While these general teaching tips certainly apply, there are also elements to the average teaching demonstration that might be quite distinct from your other teaching experiences.

Here are some common problems and how you might deal with them:

You have no rapport with the students and limited knowledge of their interests and backgrounds. Perhaps you will have a brief exchange with a student or students prior to the lesson, but in the vast majority of cases, you will not know anyone in the room except for a few faculty members and administrators.  This rapport can be critical when trying to elicit class participation, so how do you deal with this issue?

  • Consider using name tags so that you can call on students by name.  This can help facilitate a cooperative environment.
  • To mitigate the problem of not knowing what your students know about your teaching topic, consider including a brief assessment at the start of the lesson to gauge student knowledge.

There is no “next time!” We’ve all seen it a million times: the absent-minded professor tries to fit too much material in too little time, scrambling to finish during the last moments of class.  “We’ll finish up next time!” the professor often says.  There is no next time for you, so plan accordingly.

  • Have a backup plan!  Your computer isn’t working with the classroom technology?  Be prepared to take the lesson to that old black board!  Your audience isn’t participating?  Be prepared with an alternative activity or a different set of discussion questions!
  • If you’re teaching a 60-minute class, be prepared to go 70 minutes.  You almost certainly won’t need that extra ten minutes of material, and don’t make note of it to the class if you don’t get to everything, but sometimes things go more quickly than we expect.  You don’t want to be caught at the front of the room with nothing left to say and ten minutes left on the clock.

You have sixty minutes and a repertoire of teaching techniques.  How do you narrow down your choices for a lesson plan?! It can be hard to decide how to approach your lesson plan.
□ □ □ □
__BRIEF 1__
In the passage on teaching demonstrations, how long should you be ready to teach if the class is 60 minutes?
__BRIEF 2__
Transcribe the stretch of the teaching-demonstration passage from "You have sixty" through "your lesson plan.".
Work only from the passage on teaching demonstrations, without drawing on outside knowledge.
□ □ □ □
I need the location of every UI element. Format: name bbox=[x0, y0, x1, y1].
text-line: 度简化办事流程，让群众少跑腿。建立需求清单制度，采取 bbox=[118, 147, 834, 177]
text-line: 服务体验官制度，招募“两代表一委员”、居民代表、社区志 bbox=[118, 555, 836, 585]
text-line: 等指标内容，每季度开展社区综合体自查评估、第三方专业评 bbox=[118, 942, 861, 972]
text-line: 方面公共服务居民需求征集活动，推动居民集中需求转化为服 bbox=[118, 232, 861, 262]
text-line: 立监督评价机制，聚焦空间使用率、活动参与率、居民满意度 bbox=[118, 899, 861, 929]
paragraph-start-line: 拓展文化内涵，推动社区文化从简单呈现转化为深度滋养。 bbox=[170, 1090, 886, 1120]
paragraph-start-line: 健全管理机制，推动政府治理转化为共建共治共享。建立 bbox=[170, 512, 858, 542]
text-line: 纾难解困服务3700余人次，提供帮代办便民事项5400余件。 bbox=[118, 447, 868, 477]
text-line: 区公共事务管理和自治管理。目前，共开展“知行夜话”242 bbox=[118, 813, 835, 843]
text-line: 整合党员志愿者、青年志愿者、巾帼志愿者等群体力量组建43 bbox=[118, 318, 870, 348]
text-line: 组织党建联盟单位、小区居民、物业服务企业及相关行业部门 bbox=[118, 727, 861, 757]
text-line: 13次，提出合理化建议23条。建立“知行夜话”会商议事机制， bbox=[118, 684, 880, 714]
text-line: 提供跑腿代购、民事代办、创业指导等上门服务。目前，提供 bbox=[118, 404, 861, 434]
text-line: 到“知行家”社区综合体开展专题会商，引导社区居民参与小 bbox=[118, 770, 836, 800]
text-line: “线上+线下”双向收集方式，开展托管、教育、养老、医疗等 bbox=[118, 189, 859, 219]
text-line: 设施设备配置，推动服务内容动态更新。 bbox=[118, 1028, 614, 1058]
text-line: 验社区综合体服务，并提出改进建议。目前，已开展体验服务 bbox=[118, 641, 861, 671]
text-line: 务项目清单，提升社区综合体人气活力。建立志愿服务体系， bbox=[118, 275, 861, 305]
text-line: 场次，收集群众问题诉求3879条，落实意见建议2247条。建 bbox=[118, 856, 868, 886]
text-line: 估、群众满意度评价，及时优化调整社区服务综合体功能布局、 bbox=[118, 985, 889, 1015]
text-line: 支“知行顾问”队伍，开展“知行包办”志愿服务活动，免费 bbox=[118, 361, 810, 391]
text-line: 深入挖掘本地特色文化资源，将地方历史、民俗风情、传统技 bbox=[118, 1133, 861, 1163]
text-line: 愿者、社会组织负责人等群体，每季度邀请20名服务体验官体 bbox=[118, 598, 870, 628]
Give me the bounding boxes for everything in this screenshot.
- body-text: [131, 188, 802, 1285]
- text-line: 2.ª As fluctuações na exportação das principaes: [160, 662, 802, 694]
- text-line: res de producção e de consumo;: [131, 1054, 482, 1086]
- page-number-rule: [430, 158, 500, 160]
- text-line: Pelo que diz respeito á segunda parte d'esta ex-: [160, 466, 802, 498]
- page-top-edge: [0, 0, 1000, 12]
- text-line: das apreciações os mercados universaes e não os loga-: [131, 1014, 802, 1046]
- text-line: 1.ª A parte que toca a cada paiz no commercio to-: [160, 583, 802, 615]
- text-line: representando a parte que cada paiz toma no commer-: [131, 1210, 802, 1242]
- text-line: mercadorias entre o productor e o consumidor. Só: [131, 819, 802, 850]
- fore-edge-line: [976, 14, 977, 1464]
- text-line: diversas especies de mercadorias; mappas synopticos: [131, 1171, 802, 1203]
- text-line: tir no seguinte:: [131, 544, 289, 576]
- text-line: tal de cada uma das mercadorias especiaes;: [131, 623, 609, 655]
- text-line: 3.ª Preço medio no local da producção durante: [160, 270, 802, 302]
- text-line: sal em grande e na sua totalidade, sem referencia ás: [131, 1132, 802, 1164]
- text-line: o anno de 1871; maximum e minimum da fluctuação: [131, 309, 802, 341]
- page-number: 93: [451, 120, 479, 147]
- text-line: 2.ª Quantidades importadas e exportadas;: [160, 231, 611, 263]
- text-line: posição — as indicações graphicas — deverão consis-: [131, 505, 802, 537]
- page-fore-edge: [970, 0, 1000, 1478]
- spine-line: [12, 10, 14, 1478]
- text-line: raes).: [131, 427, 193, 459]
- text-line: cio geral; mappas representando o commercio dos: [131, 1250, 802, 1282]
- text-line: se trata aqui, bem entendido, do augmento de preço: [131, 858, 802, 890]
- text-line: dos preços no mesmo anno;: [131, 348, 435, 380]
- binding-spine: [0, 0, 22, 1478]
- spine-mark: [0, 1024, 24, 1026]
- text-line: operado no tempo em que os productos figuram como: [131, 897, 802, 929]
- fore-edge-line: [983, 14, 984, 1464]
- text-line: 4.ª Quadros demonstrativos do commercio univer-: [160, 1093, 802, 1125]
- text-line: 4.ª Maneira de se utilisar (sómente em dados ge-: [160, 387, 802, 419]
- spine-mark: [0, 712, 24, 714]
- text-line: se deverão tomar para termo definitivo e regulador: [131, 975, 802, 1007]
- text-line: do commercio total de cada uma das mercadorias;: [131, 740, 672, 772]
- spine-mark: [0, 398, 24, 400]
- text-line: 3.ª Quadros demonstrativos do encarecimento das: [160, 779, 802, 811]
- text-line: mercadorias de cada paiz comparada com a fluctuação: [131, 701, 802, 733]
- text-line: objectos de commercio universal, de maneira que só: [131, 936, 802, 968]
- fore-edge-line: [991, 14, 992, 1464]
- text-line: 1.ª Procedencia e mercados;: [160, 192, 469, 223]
□ □ □ □
__WRITTEN RESPONSE 1__
70 minutes.

__WRITTEN RESPONSE 2__
You have sixty minutes and a repertoire of teaching techniques.  How do you narrow down your choices for a lesson plan?! It can be hard to decide how to approach your lesson plan.